▶ **What the task requires**:
Copy each line of the data below with the word "text".

▶ **Material for this task**:

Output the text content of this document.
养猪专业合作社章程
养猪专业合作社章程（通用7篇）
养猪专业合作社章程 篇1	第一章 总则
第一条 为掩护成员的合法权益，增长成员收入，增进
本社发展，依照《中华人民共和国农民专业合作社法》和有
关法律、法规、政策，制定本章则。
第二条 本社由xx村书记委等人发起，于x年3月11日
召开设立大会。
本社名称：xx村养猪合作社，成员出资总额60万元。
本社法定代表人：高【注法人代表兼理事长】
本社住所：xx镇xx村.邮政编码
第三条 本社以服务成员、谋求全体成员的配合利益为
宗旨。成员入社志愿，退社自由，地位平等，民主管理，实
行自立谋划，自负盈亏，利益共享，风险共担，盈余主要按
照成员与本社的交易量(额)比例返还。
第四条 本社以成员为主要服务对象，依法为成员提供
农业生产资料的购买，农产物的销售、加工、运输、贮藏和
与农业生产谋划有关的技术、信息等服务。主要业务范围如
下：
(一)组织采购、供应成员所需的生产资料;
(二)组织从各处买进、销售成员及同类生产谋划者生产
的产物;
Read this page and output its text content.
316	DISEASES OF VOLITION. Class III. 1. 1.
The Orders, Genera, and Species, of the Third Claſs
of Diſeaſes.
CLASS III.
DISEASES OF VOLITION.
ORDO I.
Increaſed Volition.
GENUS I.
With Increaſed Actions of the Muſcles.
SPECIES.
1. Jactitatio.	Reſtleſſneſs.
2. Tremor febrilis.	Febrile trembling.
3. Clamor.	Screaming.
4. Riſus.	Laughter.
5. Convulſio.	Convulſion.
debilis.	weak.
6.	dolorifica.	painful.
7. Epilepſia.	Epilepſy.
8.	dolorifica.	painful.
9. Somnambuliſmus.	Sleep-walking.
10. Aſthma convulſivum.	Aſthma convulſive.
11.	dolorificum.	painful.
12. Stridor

▶ **Response**:
Output the text content of this document.
Read this page and output its text content.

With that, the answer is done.